- _Text extract_
Recursion had been treating me fairly well until last week’s lab, which I couldn’t even finish because I got stuck (the fact that it had to be cut short as a result of my TA having to leave early for a midterm didn’t help either). I had planned on getting it done over the weekend, but all that time somehow went elsewhere. Now, I am half a lab behind, stuck on minimax, and worried. Wrapping my head around trees has been difficult, and the lack of labs for the next forseeable future certainly isn’t going to help. I’m tired of trees. I want to branch out.

Pictures do help tough, and I’ve noticed that I always put off drawing any until I can’t take it anymore, at which point I suddenly realize that everything is very simple and I could’ve been able to find my solution much more quickly if I hadn’t been so stubborn. So there’s one thing to work on. Chanting “find the base case” to myself like a mantra before trying to deal with the rest of the function also helps. I find I’m too eager to tackle too much at once and end up overwhelmed and not tackling anything at all, so that needs to change.

Things to do to pass the next midterm:

  • Finish last week’s lab
  • Finish assignment 2
    • Get a solid grasp of what’s going on in minimax
    • Seriously, what’s going on with minimax?
  • Complete this week’s lab
  • All the extra lab exercises
  • All the past tests

Now back to that assignment…

OOPS — Object-Oriented Programming (a Summary)

How many times has that joke already been made? Countless, I’m sure. Am I sorry? Not even remotely.

Moving on.

This week, we’ve been asked to write a summary of object-oriented programming concepts, and though I don’t feel equipped to talk about OOP as a whole yet, I can at the very least discuss what we’ve covered so far (which, I suspect, is the expectation).

The bulk of the course has had us focused on classes so far, and while I found them pretty straightforward for the most part, I couldn’t understand for the longest time what they were good for. Why did we have to bother with them? Why do we care? Can’t we just write the functions we need to solve our problem and move on with our lives?

But now I think I understand it a little better. Classes are good for creating a framework that lets you solve a larger spectrum of problems. The parent class is that framework and giving it characteristics for the child classes to inherit and expand upon is that spectrum. Though I’m still a little miffed by the fact that the most useful code the superclass provides tends to be the init method and the extent to which I have to abuse NotImplementedError, it probably has more to do with the nature of the classes we’re writing than with classes as a whole. Overall, I definitely feel like I’m in a better position to appreciate the wide range of opportunities classes give us.

- _Parts of the exercise_
- A) Can you transcribe the course blog post from "The bulk of" up to and including "with our lives?"?
- B) How would you sum up the course blog post in two sentences?
- C) How would the sentence "Classes are good for creating a framework that lets you solve a larger spectrum of problems." from the course blog post read in Spanish?

- _Provided records_
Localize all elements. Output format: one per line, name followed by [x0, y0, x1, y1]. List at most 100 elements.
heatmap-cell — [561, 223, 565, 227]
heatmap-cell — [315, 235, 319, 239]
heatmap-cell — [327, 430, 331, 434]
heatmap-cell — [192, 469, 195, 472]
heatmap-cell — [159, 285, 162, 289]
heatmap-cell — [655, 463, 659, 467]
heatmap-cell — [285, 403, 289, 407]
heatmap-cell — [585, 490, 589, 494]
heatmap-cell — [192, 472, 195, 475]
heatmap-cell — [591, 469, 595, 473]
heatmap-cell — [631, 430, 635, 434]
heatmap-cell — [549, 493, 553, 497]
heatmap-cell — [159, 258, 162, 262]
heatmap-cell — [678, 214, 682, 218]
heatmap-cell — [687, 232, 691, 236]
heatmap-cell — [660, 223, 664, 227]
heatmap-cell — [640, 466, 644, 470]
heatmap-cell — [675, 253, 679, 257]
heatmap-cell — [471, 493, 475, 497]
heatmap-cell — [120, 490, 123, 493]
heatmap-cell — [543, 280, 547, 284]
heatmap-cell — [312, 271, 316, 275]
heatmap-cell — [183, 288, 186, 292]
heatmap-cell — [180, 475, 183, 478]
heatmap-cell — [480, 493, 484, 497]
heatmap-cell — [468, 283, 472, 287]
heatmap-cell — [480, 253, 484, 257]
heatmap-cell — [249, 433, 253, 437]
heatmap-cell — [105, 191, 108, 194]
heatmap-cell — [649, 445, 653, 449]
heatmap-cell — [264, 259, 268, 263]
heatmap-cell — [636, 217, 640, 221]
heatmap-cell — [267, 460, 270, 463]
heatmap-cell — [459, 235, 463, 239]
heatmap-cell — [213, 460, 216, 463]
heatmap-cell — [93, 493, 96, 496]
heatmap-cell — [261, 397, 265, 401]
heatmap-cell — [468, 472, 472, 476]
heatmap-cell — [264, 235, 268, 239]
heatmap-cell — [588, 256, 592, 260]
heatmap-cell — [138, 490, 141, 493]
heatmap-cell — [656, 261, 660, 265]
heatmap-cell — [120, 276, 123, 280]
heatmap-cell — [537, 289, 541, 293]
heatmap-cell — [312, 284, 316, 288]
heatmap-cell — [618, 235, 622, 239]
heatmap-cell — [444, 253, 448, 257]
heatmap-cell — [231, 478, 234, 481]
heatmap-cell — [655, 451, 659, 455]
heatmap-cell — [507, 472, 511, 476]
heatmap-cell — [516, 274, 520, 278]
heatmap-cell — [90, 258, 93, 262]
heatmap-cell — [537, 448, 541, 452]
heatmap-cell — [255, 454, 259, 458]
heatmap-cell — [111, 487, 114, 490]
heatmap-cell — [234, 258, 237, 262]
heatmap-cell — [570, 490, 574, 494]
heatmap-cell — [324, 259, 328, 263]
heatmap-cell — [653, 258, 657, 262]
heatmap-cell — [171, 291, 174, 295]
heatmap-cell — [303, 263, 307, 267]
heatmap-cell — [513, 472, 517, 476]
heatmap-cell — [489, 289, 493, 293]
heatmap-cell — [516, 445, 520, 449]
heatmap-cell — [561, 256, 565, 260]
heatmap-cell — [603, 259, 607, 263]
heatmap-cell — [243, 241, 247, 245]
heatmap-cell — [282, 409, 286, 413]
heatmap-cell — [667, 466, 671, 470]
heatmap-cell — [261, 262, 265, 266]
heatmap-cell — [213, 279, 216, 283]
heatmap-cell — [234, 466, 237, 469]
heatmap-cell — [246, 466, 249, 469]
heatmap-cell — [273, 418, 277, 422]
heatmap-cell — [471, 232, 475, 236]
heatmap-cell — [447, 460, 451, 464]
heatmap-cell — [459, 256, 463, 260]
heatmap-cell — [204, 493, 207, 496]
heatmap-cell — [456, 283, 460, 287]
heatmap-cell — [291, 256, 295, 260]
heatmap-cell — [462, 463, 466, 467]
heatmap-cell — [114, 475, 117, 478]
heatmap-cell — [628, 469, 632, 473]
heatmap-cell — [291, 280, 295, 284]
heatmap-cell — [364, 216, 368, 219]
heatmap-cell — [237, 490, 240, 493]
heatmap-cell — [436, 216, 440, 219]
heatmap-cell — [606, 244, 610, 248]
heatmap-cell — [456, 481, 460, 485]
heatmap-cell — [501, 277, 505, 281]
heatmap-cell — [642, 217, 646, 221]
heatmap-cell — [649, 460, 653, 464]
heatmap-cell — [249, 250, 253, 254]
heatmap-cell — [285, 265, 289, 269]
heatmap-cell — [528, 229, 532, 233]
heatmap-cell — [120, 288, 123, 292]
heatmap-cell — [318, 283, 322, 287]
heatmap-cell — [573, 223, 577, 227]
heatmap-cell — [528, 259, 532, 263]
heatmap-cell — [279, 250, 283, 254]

- _Exercise answers_
- A)
The bulk of the course has had us focused on classes so far, and while I found them pretty straightforward for the most part, I couldn’t understand for the longest time what they were good for. Why did we have to bother with them? Why do we care? Can’t we just write the functions we need to solve our problem and move on with our lives?

- B) The writer is half a lab behind, stuck on minimax and struggling with trees, and lists what to finish before the next midterm, noting that drawing pictures and starting with the base case help. In a summary of object-oriented programming, the writer says it took a long time to see what classes were good for but now views them as a framework, with the parent class giving characteristics for child classes to inherit and expand upon.

- C) Las clases sirven para crear un marco que te permite resolver un espectro más amplio de problemas.